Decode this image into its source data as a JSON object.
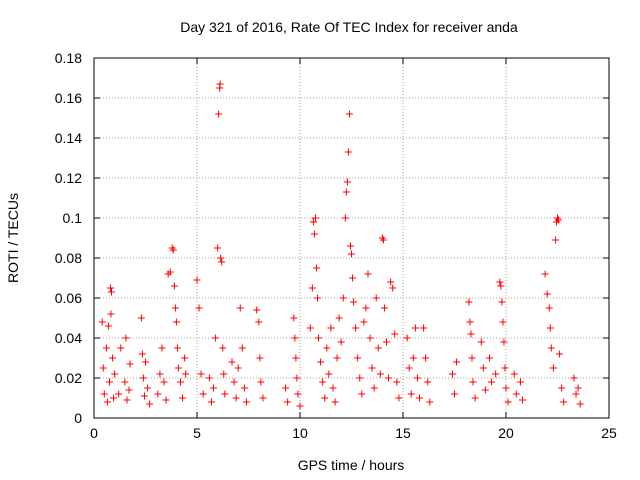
{
  "chart_data": {
    "type": "scatter",
    "title": "Day 321 of 2016, Rate Of TEC Index for receiver anda",
    "xlabel": "GPS time / hours",
    "ylabel": "ROTI / TECUs",
    "xlim": [
      0,
      25
    ],
    "ylim": [
      0,
      0.18
    ],
    "xticks": [
      0,
      5,
      10,
      15,
      20,
      25
    ],
    "yticks": [
      0,
      0.02,
      0.04,
      0.06,
      0.08,
      0.1,
      0.12,
      0.14,
      0.16,
      0.18
    ],
    "xtick_labels": [
      "0",
      "5",
      "10",
      "15",
      "20",
      "25"
    ],
    "ytick_labels": [
      "0",
      "0.02",
      "0.04",
      "0.06",
      "0.08",
      "0.1",
      "0.12",
      "0.14",
      "0.16",
      "0.18"
    ],
    "grid": true,
    "marker": "+",
    "color": "#ff0000",
    "series": [
      {
        "name": "ROTI",
        "points": [
          [
            0.4,
            0.048
          ],
          [
            0.45,
            0.025
          ],
          [
            0.5,
            0.012
          ],
          [
            0.6,
            0.035
          ],
          [
            0.65,
            0.008
          ],
          [
            0.7,
            0.046
          ],
          [
            0.75,
            0.018
          ],
          [
            0.8,
            0.065
          ],
          [
            0.82,
            0.052
          ],
          [
            0.85,
            0.063
          ],
          [
            0.9,
            0.03
          ],
          [
            0.95,
            0.01
          ],
          [
            1.0,
            0.022
          ],
          [
            1.2,
            0.012
          ],
          [
            1.3,
            0.035
          ],
          [
            1.5,
            0.018
          ],
          [
            1.55,
            0.04
          ],
          [
            1.6,
            0.009
          ],
          [
            1.7,
            0.014
          ],
          [
            1.75,
            0.027
          ],
          [
            2.3,
            0.05
          ],
          [
            2.35,
            0.032
          ],
          [
            2.4,
            0.02
          ],
          [
            2.45,
            0.011
          ],
          [
            2.5,
            0.028
          ],
          [
            2.6,
            0.015
          ],
          [
            2.7,
            0.007
          ],
          [
            3.1,
            0.012
          ],
          [
            3.2,
            0.022
          ],
          [
            3.3,
            0.035
          ],
          [
            3.4,
            0.018
          ],
          [
            3.5,
            0.009
          ],
          [
            3.6,
            0.072
          ],
          [
            3.7,
            0.073
          ],
          [
            3.8,
            0.085
          ],
          [
            3.85,
            0.084
          ],
          [
            3.9,
            0.066
          ],
          [
            3.95,
            0.055
          ],
          [
            4.0,
            0.048
          ],
          [
            4.05,
            0.035
          ],
          [
            4.1,
            0.025
          ],
          [
            4.2,
            0.018
          ],
          [
            4.3,
            0.01
          ],
          [
            4.4,
            0.03
          ],
          [
            4.45,
            0.022
          ],
          [
            5.0,
            0.069
          ],
          [
            5.1,
            0.055
          ],
          [
            5.2,
            0.022
          ],
          [
            5.3,
            0.012
          ],
          [
            5.6,
            0.02
          ],
          [
            5.7,
            0.008
          ],
          [
            5.8,
            0.015
          ],
          [
            5.9,
            0.04
          ],
          [
            6.0,
            0.085
          ],
          [
            6.05,
            0.152
          ],
          [
            6.1,
            0.165
          ],
          [
            6.12,
            0.167
          ],
          [
            6.15,
            0.08
          ],
          [
            6.2,
            0.078
          ],
          [
            6.25,
            0.035
          ],
          [
            6.3,
            0.022
          ],
          [
            6.35,
            0.012
          ],
          [
            6.7,
            0.028
          ],
          [
            6.8,
            0.018
          ],
          [
            6.9,
            0.01
          ],
          [
            7.0,
            0.025
          ],
          [
            7.1,
            0.055
          ],
          [
            7.2,
            0.035
          ],
          [
            7.3,
            0.015
          ],
          [
            7.4,
            0.008
          ],
          [
            7.9,
            0.054
          ],
          [
            8.0,
            0.048
          ],
          [
            8.05,
            0.03
          ],
          [
            8.1,
            0.018
          ],
          [
            8.2,
            0.01
          ],
          [
            9.3,
            0.015
          ],
          [
            9.4,
            0.008
          ],
          [
            9.7,
            0.05
          ],
          [
            9.75,
            0.04
          ],
          [
            9.8,
            0.03
          ],
          [
            9.85,
            0.02
          ],
          [
            9.9,
            0.012
          ],
          [
            10.0,
            0.006
          ],
          [
            10.5,
            0.045
          ],
          [
            10.6,
            0.065
          ],
          [
            10.65,
            0.098
          ],
          [
            10.7,
            0.092
          ],
          [
            10.75,
            0.1
          ],
          [
            10.8,
            0.075
          ],
          [
            10.85,
            0.06
          ],
          [
            10.9,
            0.04
          ],
          [
            11.0,
            0.028
          ],
          [
            11.1,
            0.018
          ],
          [
            11.2,
            0.01
          ],
          [
            11.3,
            0.035
          ],
          [
            11.4,
            0.022
          ],
          [
            11.5,
            0.045
          ],
          [
            11.6,
            0.015
          ],
          [
            11.7,
            0.008
          ],
          [
            11.8,
            0.03
          ],
          [
            11.9,
            0.05
          ],
          [
            12.0,
            0.038
          ],
          [
            12.1,
            0.06
          ],
          [
            12.2,
            0.1
          ],
          [
            12.25,
            0.113
          ],
          [
            12.3,
            0.118
          ],
          [
            12.35,
            0.133
          ],
          [
            12.4,
            0.152
          ],
          [
            12.45,
            0.086
          ],
          [
            12.5,
            0.082
          ],
          [
            12.55,
            0.07
          ],
          [
            12.6,
            0.058
          ],
          [
            12.7,
            0.045
          ],
          [
            12.8,
            0.03
          ],
          [
            12.9,
            0.02
          ],
          [
            13.0,
            0.012
          ],
          [
            13.1,
            0.048
          ],
          [
            13.2,
            0.055
          ],
          [
            13.3,
            0.072
          ],
          [
            13.4,
            0.04
          ],
          [
            13.5,
            0.025
          ],
          [
            13.6,
            0.015
          ],
          [
            13.7,
            0.06
          ],
          [
            13.8,
            0.035
          ],
          [
            13.9,
            0.022
          ],
          [
            14.0,
            0.09
          ],
          [
            14.05,
            0.089
          ],
          [
            14.1,
            0.055
          ],
          [
            14.2,
            0.038
          ],
          [
            14.3,
            0.02
          ],
          [
            14.4,
            0.068
          ],
          [
            14.5,
            0.065
          ],
          [
            14.6,
            0.042
          ],
          [
            14.7,
            0.018
          ],
          [
            14.8,
            0.01
          ],
          [
            15.2,
            0.04
          ],
          [
            15.3,
            0.025
          ],
          [
            15.4,
            0.012
          ],
          [
            15.5,
            0.03
          ],
          [
            15.6,
            0.045
          ],
          [
            15.7,
            0.02
          ],
          [
            15.8,
            0.01
          ],
          [
            16.0,
            0.045
          ],
          [
            16.1,
            0.03
          ],
          [
            16.2,
            0.018
          ],
          [
            16.3,
            0.008
          ],
          [
            17.4,
            0.022
          ],
          [
            17.5,
            0.012
          ],
          [
            17.6,
            0.028
          ],
          [
            18.2,
            0.058
          ],
          [
            18.25,
            0.048
          ],
          [
            18.3,
            0.042
          ],
          [
            18.35,
            0.03
          ],
          [
            18.4,
            0.018
          ],
          [
            18.5,
            0.01
          ],
          [
            18.8,
            0.038
          ],
          [
            18.9,
            0.025
          ],
          [
            19.0,
            0.014
          ],
          [
            19.2,
            0.03
          ],
          [
            19.3,
            0.018
          ],
          [
            19.5,
            0.022
          ],
          [
            19.7,
            0.068
          ],
          [
            19.75,
            0.066
          ],
          [
            19.8,
            0.058
          ],
          [
            19.85,
            0.048
          ],
          [
            19.9,
            0.038
          ],
          [
            19.95,
            0.025
          ],
          [
            20.0,
            0.015
          ],
          [
            20.1,
            0.008
          ],
          [
            20.4,
            0.022
          ],
          [
            20.5,
            0.012
          ],
          [
            20.7,
            0.018
          ],
          [
            20.8,
            0.009
          ],
          [
            21.9,
            0.072
          ],
          [
            22.0,
            0.062
          ],
          [
            22.1,
            0.055
          ],
          [
            22.15,
            0.045
          ],
          [
            22.2,
            0.035
          ],
          [
            22.3,
            0.025
          ],
          [
            22.4,
            0.089
          ],
          [
            22.45,
            0.098
          ],
          [
            22.5,
            0.1
          ],
          [
            22.55,
            0.099
          ],
          [
            22.6,
            0.032
          ],
          [
            22.7,
            0.015
          ],
          [
            22.8,
            0.008
          ],
          [
            23.3,
            0.02
          ],
          [
            23.4,
            0.012
          ],
          [
            23.5,
            0.015
          ],
          [
            23.6,
            0.007
          ]
        ]
      }
    ]
  }
}
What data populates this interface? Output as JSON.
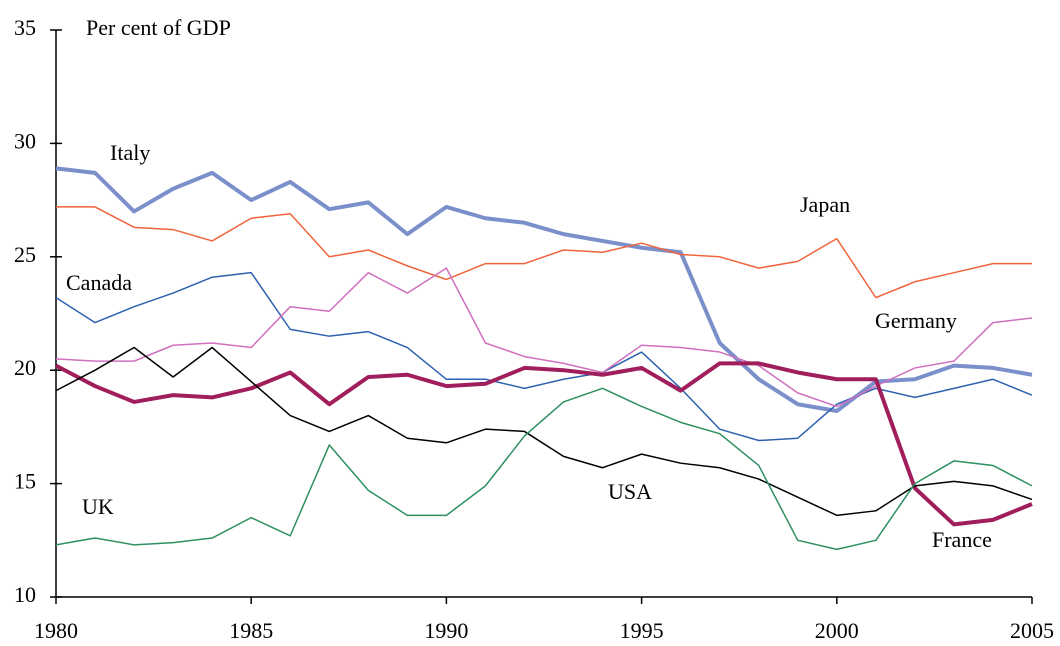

## Given instruction
Return all the lines that contain the string "this".

## Written response
Decode this image into its source data as a JSON object.
What data populates this interface? Output as JSON.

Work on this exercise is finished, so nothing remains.